Scan the data for "Téléchargements" and copy the lines it appears in.
>> BEGIN
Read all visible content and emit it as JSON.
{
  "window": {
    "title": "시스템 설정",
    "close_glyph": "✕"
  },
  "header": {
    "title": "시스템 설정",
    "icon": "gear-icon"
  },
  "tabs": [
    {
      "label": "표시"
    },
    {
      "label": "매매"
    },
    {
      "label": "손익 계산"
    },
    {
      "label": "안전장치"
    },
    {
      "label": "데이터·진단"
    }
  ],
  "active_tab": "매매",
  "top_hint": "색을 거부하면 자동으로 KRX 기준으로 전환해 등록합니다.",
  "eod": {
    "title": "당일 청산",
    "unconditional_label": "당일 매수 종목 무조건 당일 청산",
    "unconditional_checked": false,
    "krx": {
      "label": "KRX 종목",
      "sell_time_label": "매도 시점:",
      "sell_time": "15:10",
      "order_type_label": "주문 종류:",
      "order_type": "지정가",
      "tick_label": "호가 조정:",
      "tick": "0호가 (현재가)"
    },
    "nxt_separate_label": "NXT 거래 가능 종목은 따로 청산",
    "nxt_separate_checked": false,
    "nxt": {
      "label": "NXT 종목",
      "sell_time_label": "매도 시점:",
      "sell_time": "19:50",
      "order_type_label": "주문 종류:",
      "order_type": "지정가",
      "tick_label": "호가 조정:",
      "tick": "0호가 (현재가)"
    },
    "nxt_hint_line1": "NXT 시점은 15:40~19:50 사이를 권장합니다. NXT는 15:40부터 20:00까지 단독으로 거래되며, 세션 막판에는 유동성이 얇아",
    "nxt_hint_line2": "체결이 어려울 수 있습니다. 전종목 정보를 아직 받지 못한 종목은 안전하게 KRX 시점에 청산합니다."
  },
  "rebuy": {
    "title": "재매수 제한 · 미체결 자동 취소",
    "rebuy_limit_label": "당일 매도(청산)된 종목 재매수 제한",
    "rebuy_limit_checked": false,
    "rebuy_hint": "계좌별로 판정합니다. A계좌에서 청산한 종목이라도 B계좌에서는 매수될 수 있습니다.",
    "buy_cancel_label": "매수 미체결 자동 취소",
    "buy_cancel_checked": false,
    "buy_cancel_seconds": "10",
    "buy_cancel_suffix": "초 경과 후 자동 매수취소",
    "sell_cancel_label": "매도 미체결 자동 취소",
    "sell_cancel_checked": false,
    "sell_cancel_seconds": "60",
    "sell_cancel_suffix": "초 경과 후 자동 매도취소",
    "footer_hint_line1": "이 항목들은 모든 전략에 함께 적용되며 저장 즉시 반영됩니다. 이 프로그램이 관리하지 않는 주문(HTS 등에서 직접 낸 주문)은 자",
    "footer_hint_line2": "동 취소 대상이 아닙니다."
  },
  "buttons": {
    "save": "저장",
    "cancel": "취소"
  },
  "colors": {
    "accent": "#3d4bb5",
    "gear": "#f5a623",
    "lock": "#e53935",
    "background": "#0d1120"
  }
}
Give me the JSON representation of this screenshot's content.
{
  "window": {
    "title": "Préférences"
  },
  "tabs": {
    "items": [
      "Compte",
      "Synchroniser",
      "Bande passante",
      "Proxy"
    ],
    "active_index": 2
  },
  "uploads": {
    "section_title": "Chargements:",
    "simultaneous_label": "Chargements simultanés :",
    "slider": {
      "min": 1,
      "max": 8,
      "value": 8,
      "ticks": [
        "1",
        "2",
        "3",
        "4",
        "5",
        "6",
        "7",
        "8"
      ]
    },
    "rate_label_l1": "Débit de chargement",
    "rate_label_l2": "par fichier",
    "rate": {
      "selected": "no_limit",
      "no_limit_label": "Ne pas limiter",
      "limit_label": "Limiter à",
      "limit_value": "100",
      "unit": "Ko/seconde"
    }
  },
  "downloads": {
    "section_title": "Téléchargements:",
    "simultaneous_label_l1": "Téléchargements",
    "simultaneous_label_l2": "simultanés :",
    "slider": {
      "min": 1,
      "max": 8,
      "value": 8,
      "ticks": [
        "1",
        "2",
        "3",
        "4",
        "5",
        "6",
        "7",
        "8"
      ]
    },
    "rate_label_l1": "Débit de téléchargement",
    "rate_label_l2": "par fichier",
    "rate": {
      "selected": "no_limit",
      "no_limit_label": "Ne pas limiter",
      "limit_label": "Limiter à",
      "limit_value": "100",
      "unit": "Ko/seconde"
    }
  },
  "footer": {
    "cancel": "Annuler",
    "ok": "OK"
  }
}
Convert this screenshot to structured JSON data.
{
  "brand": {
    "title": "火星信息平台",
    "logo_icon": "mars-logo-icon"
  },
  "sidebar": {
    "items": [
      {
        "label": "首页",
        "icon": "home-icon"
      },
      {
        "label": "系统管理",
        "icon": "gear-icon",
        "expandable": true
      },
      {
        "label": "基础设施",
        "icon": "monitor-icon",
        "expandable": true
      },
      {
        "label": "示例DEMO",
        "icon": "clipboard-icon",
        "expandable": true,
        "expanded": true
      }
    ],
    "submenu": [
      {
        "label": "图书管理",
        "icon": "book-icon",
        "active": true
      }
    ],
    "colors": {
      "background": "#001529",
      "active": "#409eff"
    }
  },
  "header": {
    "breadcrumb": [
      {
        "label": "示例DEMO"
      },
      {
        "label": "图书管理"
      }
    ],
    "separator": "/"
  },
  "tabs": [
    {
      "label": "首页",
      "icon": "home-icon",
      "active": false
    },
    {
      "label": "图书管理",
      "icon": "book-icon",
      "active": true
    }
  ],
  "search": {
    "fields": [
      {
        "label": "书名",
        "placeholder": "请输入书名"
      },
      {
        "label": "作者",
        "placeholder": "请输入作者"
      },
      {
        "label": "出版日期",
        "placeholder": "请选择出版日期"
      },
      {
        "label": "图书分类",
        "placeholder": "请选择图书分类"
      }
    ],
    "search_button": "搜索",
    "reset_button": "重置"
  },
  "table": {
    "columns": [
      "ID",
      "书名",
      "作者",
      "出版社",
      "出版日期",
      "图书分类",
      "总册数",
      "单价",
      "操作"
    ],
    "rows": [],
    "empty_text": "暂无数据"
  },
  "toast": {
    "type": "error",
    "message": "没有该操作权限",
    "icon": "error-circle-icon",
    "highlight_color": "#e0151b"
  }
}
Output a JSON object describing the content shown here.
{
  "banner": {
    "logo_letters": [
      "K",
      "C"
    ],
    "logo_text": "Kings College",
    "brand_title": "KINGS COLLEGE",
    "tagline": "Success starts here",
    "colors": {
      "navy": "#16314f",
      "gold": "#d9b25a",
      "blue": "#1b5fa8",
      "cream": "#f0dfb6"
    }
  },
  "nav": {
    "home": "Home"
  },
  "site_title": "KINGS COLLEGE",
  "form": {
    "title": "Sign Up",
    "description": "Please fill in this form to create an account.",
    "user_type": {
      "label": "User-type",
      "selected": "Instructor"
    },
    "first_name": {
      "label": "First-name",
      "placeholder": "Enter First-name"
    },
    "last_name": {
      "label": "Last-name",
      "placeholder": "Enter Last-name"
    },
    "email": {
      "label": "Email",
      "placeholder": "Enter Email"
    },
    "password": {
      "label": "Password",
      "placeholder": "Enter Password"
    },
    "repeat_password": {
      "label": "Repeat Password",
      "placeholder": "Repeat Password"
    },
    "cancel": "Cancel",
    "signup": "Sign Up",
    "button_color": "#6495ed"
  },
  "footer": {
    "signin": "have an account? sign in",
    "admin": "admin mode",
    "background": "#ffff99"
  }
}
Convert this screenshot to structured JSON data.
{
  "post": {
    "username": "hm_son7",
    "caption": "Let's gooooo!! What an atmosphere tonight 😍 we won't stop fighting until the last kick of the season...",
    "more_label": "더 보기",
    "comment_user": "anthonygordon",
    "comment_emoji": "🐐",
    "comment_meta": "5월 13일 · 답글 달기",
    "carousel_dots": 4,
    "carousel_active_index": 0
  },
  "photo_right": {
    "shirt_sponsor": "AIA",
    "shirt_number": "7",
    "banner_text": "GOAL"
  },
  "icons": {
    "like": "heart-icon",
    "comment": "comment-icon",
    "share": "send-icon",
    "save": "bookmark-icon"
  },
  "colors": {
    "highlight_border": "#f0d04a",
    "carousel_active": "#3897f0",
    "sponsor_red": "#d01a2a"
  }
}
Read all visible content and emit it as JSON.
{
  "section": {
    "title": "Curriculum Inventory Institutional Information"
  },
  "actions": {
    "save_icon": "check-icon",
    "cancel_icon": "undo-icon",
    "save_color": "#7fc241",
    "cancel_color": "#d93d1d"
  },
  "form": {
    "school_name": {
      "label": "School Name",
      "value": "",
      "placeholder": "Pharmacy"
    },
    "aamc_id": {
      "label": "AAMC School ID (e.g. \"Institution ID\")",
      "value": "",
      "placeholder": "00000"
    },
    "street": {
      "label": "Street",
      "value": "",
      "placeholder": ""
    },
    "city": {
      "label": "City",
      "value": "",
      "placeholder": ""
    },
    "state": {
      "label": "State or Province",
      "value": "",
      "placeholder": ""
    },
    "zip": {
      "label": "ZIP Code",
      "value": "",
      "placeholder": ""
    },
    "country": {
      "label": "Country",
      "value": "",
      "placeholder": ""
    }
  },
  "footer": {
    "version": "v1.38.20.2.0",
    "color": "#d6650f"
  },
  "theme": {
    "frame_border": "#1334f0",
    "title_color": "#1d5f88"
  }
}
>> END
_Written answer_
    "section_title": "Téléchargements:",
    "simultaneous_label_l1": "Téléchargements",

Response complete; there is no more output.